> Written request: Write out every line of the material as it stands, apart from the pictures.

> Input material:
-------

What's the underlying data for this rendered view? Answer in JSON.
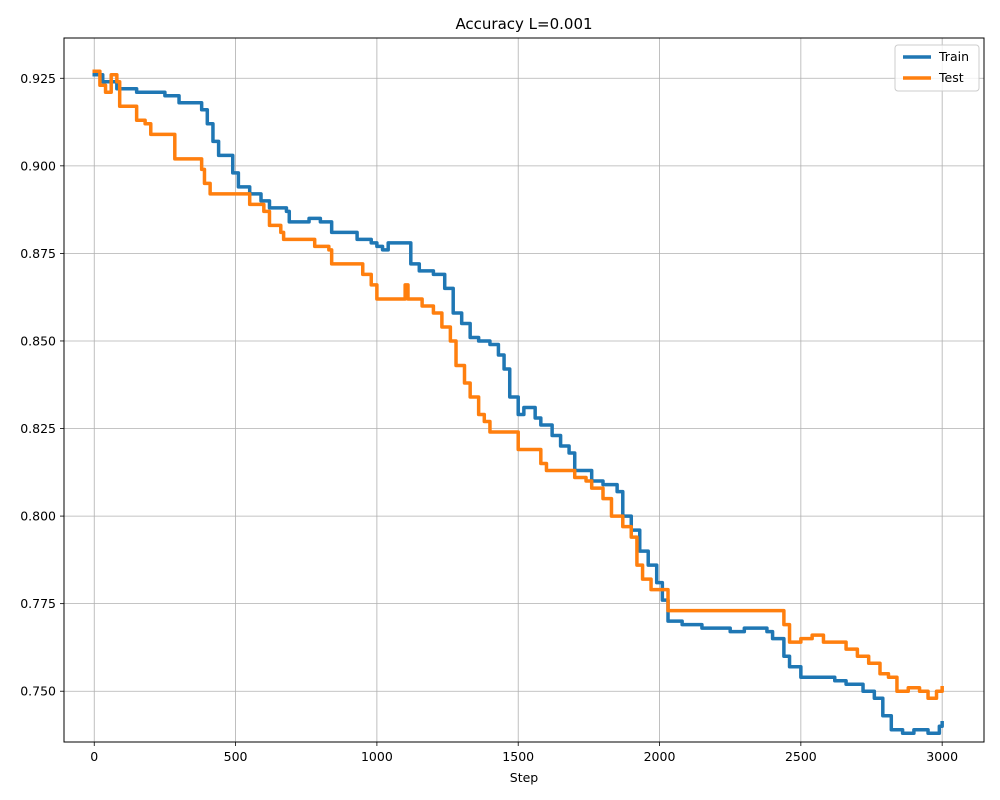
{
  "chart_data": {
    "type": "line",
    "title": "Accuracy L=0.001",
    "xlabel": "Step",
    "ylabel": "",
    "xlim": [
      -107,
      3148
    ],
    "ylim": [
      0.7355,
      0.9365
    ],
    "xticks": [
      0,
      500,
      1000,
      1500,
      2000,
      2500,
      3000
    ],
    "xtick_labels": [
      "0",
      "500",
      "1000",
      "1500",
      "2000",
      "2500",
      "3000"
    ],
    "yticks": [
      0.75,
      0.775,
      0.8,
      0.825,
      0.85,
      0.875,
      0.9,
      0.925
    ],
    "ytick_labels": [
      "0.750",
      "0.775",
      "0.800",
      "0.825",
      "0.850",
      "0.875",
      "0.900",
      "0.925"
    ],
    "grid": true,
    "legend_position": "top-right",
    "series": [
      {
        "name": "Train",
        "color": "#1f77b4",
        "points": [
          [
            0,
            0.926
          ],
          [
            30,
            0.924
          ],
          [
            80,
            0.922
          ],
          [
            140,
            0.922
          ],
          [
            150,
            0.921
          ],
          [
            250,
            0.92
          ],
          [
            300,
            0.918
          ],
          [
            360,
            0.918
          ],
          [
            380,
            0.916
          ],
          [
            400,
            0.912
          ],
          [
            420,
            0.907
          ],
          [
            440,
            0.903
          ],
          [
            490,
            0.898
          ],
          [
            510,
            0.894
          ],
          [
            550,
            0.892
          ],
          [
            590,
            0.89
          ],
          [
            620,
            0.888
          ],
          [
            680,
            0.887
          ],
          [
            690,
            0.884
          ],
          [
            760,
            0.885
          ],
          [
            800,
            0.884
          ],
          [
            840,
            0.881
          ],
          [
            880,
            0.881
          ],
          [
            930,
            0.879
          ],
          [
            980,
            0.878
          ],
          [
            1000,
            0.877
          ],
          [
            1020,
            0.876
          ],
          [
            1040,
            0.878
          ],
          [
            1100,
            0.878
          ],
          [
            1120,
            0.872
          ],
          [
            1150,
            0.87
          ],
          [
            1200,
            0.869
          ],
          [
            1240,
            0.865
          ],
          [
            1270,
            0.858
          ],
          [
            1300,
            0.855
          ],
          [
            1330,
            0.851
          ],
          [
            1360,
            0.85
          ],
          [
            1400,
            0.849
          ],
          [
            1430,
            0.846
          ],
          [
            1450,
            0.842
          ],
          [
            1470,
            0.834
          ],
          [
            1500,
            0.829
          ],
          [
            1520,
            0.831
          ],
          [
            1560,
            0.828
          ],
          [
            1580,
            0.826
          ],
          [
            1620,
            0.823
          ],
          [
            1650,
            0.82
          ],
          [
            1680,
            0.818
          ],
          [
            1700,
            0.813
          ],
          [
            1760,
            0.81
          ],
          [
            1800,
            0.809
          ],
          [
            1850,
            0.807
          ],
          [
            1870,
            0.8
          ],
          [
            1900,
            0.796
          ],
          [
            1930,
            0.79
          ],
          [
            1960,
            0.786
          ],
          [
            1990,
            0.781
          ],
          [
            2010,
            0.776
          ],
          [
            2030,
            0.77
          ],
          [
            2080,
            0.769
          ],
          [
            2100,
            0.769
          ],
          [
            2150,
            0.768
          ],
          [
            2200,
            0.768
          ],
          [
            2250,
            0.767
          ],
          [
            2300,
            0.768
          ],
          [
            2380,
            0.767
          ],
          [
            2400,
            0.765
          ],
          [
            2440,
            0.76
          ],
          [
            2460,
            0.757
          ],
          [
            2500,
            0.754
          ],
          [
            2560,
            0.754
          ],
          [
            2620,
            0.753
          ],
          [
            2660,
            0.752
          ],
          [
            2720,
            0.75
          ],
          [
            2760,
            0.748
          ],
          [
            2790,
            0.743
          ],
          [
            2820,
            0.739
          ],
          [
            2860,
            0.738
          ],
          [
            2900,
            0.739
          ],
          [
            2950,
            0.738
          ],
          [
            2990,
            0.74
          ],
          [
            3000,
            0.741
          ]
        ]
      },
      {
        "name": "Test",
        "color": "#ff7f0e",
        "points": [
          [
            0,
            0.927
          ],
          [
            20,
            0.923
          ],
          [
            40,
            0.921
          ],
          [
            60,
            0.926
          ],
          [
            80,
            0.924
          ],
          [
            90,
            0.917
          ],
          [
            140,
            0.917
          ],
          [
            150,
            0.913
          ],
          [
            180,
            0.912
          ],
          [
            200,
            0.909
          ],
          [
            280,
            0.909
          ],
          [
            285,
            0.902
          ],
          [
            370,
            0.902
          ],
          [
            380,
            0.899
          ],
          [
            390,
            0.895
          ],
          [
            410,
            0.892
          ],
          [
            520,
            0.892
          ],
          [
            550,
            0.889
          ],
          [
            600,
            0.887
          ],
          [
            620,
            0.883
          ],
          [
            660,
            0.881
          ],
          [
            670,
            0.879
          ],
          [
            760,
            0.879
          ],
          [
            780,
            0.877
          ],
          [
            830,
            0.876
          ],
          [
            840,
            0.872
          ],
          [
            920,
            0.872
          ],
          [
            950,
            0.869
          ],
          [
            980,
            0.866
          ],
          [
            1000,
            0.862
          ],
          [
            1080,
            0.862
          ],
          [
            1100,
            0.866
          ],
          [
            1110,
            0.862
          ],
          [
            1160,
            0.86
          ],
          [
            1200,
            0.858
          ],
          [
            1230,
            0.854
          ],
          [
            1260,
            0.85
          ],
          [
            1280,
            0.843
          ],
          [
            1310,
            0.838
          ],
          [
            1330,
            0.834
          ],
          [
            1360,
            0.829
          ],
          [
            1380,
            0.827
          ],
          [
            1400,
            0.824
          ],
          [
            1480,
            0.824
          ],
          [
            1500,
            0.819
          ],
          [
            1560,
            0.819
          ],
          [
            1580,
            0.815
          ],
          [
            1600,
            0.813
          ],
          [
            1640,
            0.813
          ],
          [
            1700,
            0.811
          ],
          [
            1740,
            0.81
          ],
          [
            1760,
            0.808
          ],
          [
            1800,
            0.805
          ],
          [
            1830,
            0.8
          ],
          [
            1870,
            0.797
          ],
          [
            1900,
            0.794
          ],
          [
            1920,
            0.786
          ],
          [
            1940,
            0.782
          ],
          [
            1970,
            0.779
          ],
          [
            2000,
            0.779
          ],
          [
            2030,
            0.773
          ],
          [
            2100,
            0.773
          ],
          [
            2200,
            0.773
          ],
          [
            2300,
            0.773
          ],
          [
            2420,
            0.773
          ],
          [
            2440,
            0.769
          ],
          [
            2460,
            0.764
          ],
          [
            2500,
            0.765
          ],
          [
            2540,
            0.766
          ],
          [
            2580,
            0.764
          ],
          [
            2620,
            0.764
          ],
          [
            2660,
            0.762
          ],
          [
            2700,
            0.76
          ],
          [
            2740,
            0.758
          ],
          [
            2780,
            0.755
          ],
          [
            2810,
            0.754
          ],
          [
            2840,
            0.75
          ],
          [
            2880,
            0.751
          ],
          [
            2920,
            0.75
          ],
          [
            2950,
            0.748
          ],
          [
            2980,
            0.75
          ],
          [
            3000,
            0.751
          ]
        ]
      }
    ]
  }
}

-------

> Task result:
What's the underlying data for this rendered view? Answer in JSON.
{
  "chart_data": {
    "type": "line",
    "title": "Accuracy L=0.001",
    "xlabel": "Step",
    "ylabel": "",
    "xlim": [
      -107,
      3148
    ],
    "ylim": [
      0.7355,
      0.9365
    ],
    "xticks": [
      0,
      500,
      1000,
      1500,
      2000,
      2500,
      3000
    ],
    "xtick_labels": [
      "0",
      "500",
      "1000",
      "1500",
      "2000",
      "2500",
      "3000"
    ],
    "yticks": [
      0.75,
      0.775,
      0.8,
      0.825,
      0.85,
      0.875,
      0.9,
      0.925
    ],
    "ytick_labels": [
      "0.750",
      "0.775",
      "0.800",
      "0.825",
      "0.850",
      "0.875",
      "0.900",
      "0.925"
    ],
    "grid": true,
    "legend_position": "top-right",
    "series": [
      {
        "name": "Train",
        "color": "#1f77b4",
        "points": [
          [
            0,
            0.926
          ],
          [
            30,
            0.924
          ],
          [
            80,
            0.922
          ],
          [
            140,
            0.922
          ],
          [
            150,
            0.921
          ],
          [
            250,
            0.92
          ],
          [
            300,
            0.918
          ],
          [
            360,
            0.918
          ],
          [
            380,
            0.916
          ],
          [
            400,
            0.912
          ],
          [
            420,
            0.907
          ],
          [
            440,
            0.903
          ],
          [
            490,
            0.898
          ],
          [
            510,
            0.894
          ],
          [
            550,
            0.892
          ],
          [
            590,
            0.89
          ],
          [
            620,
            0.888
          ],
          [
            680,
            0.887
          ],
          [
            690,
            0.884
          ],
          [
            760,
            0.885
          ],
          [
            800,
            0.884
          ],
          [
            840,
            0.881
          ],
          [
            880,
            0.881
          ],
          [
            930,
            0.879
          ],
          [
            980,
            0.878
          ],
          [
            1000,
            0.877
          ],
          [
            1020,
            0.876
          ],
          [
            1040,
            0.878
          ],
          [
            1100,
            0.878
          ],
          [
            1120,
            0.872
          ],
          [
            1150,
            0.87
          ],
          [
            1200,
            0.869
          ],
          [
            1240,
            0.865
          ],
          [
            1270,
            0.858
          ],
          [
            1300,
            0.855
          ],
          [
            1330,
            0.851
          ],
          [
            1360,
            0.85
          ],
          [
            1400,
            0.849
          ],
          [
            1430,
            0.846
          ],
          [
            1450,
            0.842
          ],
          [
            1470,
            0.834
          ],
          [
            1500,
            0.829
          ],
          [
            1520,
            0.831
          ],
          [
            1560,
            0.828
          ],
          [
            1580,
            0.826
          ],
          [
            1620,
            0.823
          ],
          [
            1650,
            0.82
          ],
          [
            1680,
            0.818
          ],
          [
            1700,
            0.813
          ],
          [
            1760,
            0.81
          ],
          [
            1800,
            0.809
          ],
          [
            1850,
            0.807
          ],
          [
            1870,
            0.8
          ],
          [
            1900,
            0.796
          ],
          [
            1930,
            0.79
          ],
          [
            1960,
            0.786
          ],
          [
            1990,
            0.781
          ],
          [
            2010,
            0.776
          ],
          [
            2030,
            0.77
          ],
          [
            2080,
            0.769
          ],
          [
            2100,
            0.769
          ],
          [
            2150,
            0.768
          ],
          [
            2200,
            0.768
          ],
          [
            2250,
            0.767
          ],
          [
            2300,
            0.768
          ],
          [
            2380,
            0.767
          ],
          [
            2400,
            0.765
          ],
          [
            2440,
            0.76
          ],
          [
            2460,
            0.757
          ],
          [
            2500,
            0.754
          ],
          [
            2560,
            0.754
          ],
          [
            2620,
            0.753
          ],
          [
            2660,
            0.752
          ],
          [
            2720,
            0.75
          ],
          [
            2760,
            0.748
          ],
          [
            2790,
            0.743
          ],
          [
            2820,
            0.739
          ],
          [
            2860,
            0.738
          ],
          [
            2900,
            0.739
          ],
          [
            2950,
            0.738
          ],
          [
            2990,
            0.74
          ],
          [
            3000,
            0.741
          ]
        ]
      },
      {
        "name": "Test",
        "color": "#ff7f0e",
        "points": [
          [
            0,
            0.927
          ],
          [
            20,
            0.923
          ],
          [
            40,
            0.921
          ],
          [
            60,
            0.926
          ],
          [
            80,
            0.924
          ],
          [
            90,
            0.917
          ],
          [
            140,
            0.917
          ],
          [
            150,
            0.913
          ],
          [
            180,
            0.912
          ],
          [
            200,
            0.909
          ],
          [
            280,
            0.909
          ],
          [
            285,
            0.902
          ],
          [
            370,
            0.902
          ],
          [
            380,
            0.899
          ],
          [
            390,
            0.895
          ],
          [
            410,
            0.892
          ],
          [
            520,
            0.892
          ],
          [
            550,
            0.889
          ],
          [
            600,
            0.887
          ],
          [
            620,
            0.883
          ],
          [
            660,
            0.881
          ],
          [
            670,
            0.879
          ],
          [
            760,
            0.879
          ],
          [
            780,
            0.877
          ],
          [
            830,
            0.876
          ],
          [
            840,
            0.872
          ],
          [
            920,
            0.872
          ],
          [
            950,
            0.869
          ],
          [
            980,
            0.866
          ],
          [
            1000,
            0.862
          ],
          [
            1080,
            0.862
          ],
          [
            1100,
            0.866
          ],
          [
            1110,
            0.862
          ],
          [
            1160,
            0.86
          ],
          [
            1200,
            0.858
          ],
          [
            1230,
            0.854
          ],
          [
            1260,
            0.85
          ],
          [
            1280,
            0.843
          ],
          [
            1310,
            0.838
          ],
          [
            1330,
            0.834
          ],
          [
            1360,
            0.829
          ],
          [
            1380,
            0.827
          ],
          [
            1400,
            0.824
          ],
          [
            1480,
            0.824
          ],
          [
            1500,
            0.819
          ],
          [
            1560,
            0.819
          ],
          [
            1580,
            0.815
          ],
          [
            1600,
            0.813
          ],
          [
            1640,
            0.813
          ],
          [
            1700,
            0.811
          ],
          [
            1740,
            0.81
          ],
          [
            1760,
            0.808
          ],
          [
            1800,
            0.805
          ],
          [
            1830,
            0.8
          ],
          [
            1870,
            0.797
          ],
          [
            1900,
            0.794
          ],
          [
            1920,
            0.786
          ],
          [
            1940,
            0.782
          ],
          [
            1970,
            0.779
          ],
          [
            2000,
            0.779
          ],
          [
            2030,
            0.773
          ],
          [
            2100,
            0.773
          ],
          [
            2200,
            0.773
          ],
          [
            2300,
            0.773
          ],
          [
            2420,
            0.773
          ],
          [
            2440,
            0.769
          ],
          [
            2460,
            0.764
          ],
          [
            2500,
            0.765
          ],
          [
            2540,
            0.766
          ],
          [
            2580,
            0.764
          ],
          [
            2620,
            0.764
          ],
          [
            2660,
            0.762
          ],
          [
            2700,
            0.76
          ],
          [
            2740,
            0.758
          ],
          [
            2780,
            0.755
          ],
          [
            2810,
            0.754
          ],
          [
            2840,
            0.75
          ],
          [
            2880,
            0.751
          ],
          [
            2920,
            0.75
          ],
          [
            2950,
            0.748
          ],
          [
            2980,
            0.75
          ],
          [
            3000,
            0.751
          ]
        ]
      }
    ]
  }
}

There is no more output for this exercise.